SET TASK →
Reproduce the entries verbatim, one per line, from the start of the entries down to and including the line containing "crop-icon[interactable] xyxy=(713,33,753,77)".

▬▬▬

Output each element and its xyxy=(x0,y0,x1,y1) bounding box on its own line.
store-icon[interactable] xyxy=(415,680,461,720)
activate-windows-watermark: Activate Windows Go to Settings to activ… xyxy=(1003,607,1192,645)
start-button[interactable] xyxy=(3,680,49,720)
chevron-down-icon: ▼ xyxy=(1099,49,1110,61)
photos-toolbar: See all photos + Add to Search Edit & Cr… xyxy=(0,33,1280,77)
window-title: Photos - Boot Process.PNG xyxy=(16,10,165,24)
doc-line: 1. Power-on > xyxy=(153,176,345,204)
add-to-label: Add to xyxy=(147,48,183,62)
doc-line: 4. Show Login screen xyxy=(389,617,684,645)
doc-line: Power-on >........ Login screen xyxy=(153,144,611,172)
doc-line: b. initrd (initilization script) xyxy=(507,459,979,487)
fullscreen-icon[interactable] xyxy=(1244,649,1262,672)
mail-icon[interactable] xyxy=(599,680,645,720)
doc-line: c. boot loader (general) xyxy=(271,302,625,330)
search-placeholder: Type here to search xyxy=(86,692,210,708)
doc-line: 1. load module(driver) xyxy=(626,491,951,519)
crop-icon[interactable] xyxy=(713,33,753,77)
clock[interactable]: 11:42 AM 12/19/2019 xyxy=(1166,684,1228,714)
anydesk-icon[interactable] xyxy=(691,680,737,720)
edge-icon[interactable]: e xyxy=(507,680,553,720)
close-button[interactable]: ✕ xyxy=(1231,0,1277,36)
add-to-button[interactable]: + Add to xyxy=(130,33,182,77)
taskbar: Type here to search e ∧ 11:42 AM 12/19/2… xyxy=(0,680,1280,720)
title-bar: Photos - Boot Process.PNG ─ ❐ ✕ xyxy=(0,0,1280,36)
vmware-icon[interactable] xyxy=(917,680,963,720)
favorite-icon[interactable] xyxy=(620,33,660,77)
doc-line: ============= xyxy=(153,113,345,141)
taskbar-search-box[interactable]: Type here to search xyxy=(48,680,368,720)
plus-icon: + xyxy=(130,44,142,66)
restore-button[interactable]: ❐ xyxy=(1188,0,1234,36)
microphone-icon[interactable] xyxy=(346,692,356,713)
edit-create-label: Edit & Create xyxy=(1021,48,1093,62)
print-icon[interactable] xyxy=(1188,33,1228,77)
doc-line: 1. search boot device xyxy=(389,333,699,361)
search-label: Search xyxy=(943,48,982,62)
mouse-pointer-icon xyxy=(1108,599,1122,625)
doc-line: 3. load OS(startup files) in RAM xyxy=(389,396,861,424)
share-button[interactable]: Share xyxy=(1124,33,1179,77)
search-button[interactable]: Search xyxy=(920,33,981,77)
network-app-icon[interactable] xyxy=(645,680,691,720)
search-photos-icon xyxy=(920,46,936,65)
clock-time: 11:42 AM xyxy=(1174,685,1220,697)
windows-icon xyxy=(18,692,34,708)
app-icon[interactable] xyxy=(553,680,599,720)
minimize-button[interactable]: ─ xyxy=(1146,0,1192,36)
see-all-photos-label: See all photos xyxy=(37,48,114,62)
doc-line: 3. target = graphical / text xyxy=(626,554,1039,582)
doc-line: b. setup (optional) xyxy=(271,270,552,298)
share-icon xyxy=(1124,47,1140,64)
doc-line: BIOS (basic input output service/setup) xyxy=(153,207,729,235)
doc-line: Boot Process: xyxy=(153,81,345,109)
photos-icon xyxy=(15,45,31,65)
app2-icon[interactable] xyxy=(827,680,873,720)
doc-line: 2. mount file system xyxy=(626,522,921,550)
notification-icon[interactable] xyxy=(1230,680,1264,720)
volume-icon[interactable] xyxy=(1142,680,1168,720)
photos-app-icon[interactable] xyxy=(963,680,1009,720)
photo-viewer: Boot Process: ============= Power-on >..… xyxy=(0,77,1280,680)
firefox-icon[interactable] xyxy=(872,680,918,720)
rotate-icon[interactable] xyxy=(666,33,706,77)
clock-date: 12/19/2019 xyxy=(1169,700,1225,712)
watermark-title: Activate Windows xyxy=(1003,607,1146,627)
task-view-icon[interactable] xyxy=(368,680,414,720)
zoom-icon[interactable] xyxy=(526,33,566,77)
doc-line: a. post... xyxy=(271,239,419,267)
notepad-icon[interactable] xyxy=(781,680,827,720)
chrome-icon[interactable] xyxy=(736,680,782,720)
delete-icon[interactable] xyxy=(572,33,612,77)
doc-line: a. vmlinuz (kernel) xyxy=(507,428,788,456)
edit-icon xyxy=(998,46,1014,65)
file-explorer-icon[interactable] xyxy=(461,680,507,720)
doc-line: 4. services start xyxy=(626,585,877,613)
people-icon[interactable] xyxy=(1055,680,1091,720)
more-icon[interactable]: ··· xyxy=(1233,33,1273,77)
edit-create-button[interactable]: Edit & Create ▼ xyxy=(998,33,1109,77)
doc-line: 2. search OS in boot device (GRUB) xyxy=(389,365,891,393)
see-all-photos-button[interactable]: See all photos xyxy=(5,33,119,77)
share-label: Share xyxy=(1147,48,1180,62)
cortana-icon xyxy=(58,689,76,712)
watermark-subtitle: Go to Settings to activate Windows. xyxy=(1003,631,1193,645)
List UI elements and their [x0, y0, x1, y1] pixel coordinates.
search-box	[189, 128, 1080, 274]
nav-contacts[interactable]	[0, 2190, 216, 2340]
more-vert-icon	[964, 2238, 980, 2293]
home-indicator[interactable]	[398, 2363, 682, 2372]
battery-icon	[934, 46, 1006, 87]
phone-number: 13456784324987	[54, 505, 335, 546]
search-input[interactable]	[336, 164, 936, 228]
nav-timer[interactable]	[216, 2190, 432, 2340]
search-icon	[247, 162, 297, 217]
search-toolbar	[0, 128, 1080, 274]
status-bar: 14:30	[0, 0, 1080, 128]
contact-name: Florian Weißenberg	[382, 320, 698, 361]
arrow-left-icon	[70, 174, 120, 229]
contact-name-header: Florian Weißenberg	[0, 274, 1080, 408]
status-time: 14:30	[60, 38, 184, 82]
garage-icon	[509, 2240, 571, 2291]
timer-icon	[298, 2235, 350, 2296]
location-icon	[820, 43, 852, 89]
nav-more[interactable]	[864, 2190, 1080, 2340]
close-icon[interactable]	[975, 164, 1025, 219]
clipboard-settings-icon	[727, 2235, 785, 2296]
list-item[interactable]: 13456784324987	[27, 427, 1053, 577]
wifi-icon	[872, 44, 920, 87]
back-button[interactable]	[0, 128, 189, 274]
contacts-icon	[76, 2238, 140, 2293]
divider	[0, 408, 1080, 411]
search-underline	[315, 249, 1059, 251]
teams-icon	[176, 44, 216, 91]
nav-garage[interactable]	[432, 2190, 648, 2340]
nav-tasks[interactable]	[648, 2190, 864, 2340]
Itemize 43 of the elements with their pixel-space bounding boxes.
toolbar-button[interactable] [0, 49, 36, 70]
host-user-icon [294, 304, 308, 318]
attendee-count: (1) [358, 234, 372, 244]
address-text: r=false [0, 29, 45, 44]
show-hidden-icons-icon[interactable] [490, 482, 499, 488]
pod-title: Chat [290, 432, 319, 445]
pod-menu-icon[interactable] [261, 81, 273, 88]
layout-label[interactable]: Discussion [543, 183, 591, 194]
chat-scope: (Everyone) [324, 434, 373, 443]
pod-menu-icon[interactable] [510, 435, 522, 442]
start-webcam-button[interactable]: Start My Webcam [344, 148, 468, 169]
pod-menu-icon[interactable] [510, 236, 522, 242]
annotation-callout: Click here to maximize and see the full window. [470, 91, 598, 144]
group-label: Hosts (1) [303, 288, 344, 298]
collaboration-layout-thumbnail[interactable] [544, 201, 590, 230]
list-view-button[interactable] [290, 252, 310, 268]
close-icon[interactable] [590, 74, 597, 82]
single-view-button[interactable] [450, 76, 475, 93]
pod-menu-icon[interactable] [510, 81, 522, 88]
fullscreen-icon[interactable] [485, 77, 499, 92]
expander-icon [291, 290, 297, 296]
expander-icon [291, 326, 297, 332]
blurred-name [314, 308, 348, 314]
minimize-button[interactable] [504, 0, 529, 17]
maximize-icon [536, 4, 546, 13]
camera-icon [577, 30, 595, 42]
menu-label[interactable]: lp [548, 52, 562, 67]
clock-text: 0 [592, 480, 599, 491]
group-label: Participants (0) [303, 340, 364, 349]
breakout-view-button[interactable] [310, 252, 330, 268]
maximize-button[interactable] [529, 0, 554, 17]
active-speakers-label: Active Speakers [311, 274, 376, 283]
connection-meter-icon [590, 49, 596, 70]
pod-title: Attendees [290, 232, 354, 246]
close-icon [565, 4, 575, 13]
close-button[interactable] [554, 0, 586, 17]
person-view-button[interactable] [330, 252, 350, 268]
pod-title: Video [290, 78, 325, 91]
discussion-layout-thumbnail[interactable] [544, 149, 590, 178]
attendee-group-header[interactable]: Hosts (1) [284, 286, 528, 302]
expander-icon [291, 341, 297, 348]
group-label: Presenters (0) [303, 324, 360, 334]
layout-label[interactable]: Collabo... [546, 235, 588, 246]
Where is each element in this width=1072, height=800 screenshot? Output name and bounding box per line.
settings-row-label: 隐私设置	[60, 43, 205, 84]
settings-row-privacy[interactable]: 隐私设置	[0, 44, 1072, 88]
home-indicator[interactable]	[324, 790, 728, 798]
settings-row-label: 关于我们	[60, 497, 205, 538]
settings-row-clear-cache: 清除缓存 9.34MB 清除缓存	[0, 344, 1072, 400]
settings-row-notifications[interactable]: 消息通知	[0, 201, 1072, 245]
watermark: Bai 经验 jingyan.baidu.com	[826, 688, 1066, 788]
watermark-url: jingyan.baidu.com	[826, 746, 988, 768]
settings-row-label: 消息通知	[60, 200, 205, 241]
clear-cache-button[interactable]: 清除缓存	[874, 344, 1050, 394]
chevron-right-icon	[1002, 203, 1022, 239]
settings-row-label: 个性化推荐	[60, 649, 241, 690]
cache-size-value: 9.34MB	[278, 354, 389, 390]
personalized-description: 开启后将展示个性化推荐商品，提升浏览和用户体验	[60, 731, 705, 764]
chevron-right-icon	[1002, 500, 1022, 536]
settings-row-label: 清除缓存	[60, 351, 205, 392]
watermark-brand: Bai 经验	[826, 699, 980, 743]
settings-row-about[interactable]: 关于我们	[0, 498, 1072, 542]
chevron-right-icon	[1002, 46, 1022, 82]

▬▬▬

RESPONSE FOR THIS EXERCISE →
Output each element and its xyxy=(x0,y0,x1,y1) bounding box on its own line.
store-icon[interactable] xyxy=(415,680,461,720)
activate-windows-watermark: Activate Windows Go to Settings to activ… xyxy=(1003,607,1192,645)
start-button[interactable] xyxy=(3,680,49,720)
chevron-down-icon: ▼ xyxy=(1099,49,1110,61)
photos-toolbar: See all photos + Add to Search Edit & Cr… xyxy=(0,33,1280,77)
window-title: Photos - Boot Process.PNG xyxy=(16,10,165,24)
doc-line: 1. Power-on > xyxy=(153,176,345,204)
add-to-label: Add to xyxy=(147,48,183,62)
doc-line: 4. Show Login screen xyxy=(389,617,684,645)
doc-line: Power-on >........ Login screen xyxy=(153,144,611,172)
doc-line: b. initrd (initilization script) xyxy=(507,459,979,487)
fullscreen-icon[interactable] xyxy=(1244,649,1262,672)
mail-icon[interactable] xyxy=(599,680,645,720)
doc-line: c. boot loader (general) xyxy=(271,302,625,330)
search-placeholder: Type here to search xyxy=(86,692,210,708)
doc-line: 1. load module(driver) xyxy=(626,491,951,519)
crop-icon[interactable] xyxy=(713,33,753,77)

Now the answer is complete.